┌─ Input data

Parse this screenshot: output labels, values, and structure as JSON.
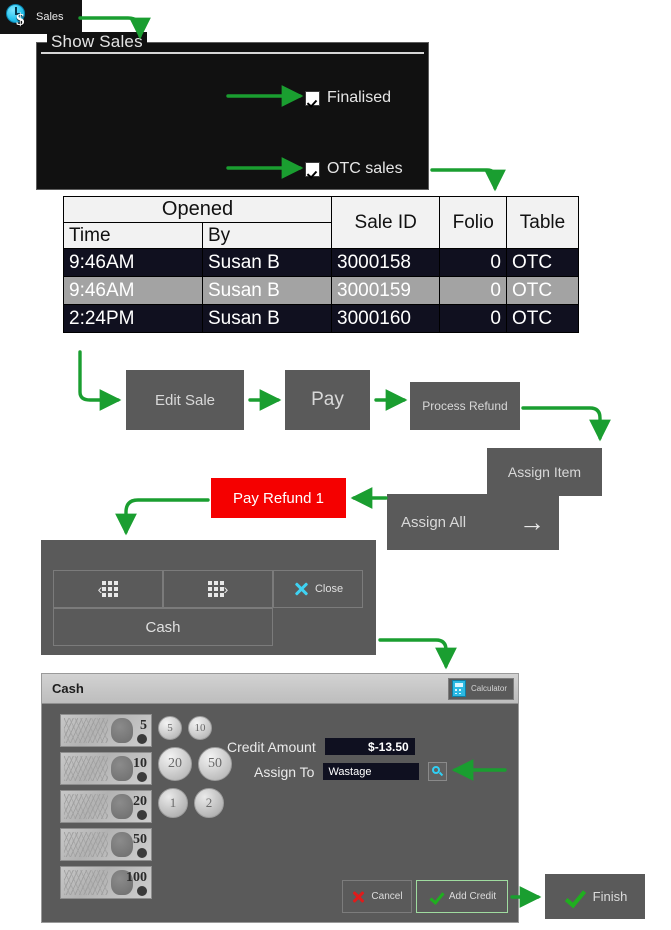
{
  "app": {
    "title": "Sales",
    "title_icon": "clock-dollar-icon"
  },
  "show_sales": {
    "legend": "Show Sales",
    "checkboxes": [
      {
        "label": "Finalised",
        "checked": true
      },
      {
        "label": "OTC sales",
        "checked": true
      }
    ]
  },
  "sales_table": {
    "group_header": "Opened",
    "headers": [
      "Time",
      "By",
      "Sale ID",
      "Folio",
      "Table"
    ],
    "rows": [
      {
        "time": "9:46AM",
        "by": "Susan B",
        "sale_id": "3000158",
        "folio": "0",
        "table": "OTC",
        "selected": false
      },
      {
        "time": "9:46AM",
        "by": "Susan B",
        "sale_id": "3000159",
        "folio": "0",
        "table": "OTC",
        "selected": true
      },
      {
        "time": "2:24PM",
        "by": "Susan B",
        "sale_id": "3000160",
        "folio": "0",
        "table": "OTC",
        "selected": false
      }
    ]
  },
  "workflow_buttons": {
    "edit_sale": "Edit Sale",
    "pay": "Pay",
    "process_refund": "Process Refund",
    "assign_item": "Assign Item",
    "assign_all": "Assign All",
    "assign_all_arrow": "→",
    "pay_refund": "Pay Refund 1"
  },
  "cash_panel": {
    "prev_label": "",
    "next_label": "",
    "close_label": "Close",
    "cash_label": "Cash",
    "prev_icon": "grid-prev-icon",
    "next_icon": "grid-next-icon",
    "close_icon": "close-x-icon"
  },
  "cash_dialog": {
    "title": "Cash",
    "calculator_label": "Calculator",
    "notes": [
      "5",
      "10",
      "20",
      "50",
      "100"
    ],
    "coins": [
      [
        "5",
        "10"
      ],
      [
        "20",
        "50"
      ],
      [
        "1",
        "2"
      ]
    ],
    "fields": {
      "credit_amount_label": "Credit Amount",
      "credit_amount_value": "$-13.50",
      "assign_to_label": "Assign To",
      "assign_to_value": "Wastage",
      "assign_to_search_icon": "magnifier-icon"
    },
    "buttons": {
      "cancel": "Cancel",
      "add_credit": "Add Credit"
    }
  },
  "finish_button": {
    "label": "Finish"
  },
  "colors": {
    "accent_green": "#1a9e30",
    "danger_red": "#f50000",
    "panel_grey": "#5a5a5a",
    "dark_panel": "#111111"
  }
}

└─
┌─ Input data

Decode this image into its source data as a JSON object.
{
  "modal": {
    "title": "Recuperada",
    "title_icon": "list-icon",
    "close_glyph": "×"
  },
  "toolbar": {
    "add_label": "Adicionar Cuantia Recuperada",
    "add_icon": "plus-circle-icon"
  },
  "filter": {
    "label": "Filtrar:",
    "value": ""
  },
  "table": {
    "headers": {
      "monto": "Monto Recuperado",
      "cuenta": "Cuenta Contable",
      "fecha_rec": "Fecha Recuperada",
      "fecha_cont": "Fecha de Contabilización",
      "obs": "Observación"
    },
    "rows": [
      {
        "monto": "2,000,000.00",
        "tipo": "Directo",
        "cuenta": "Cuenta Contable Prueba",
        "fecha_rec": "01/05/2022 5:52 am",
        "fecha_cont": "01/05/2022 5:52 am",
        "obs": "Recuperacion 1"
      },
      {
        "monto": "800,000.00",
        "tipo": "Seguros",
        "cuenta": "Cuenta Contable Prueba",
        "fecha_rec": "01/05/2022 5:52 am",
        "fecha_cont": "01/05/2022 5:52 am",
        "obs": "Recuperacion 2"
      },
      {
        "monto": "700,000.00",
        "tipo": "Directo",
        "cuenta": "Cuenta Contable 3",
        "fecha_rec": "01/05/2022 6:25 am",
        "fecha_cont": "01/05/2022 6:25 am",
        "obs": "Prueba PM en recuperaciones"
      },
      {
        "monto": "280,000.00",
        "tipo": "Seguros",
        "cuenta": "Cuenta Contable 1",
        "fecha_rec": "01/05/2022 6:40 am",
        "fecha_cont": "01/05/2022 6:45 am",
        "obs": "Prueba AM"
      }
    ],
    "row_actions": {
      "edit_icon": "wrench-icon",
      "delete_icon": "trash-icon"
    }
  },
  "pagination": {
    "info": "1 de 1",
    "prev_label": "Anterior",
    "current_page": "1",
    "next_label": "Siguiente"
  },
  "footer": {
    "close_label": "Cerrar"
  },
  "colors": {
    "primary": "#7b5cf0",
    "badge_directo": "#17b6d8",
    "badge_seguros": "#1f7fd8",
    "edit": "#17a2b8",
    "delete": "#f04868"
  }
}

└─

- **Your instructions**
Show every line from the listing above in which the string "Recuperada" appears.

- **Final result**
    "title": "Recuperada",
    "add_label": "Adicionar Cuantia Recuperada",
      "fecha_rec": "Fecha Recuperada",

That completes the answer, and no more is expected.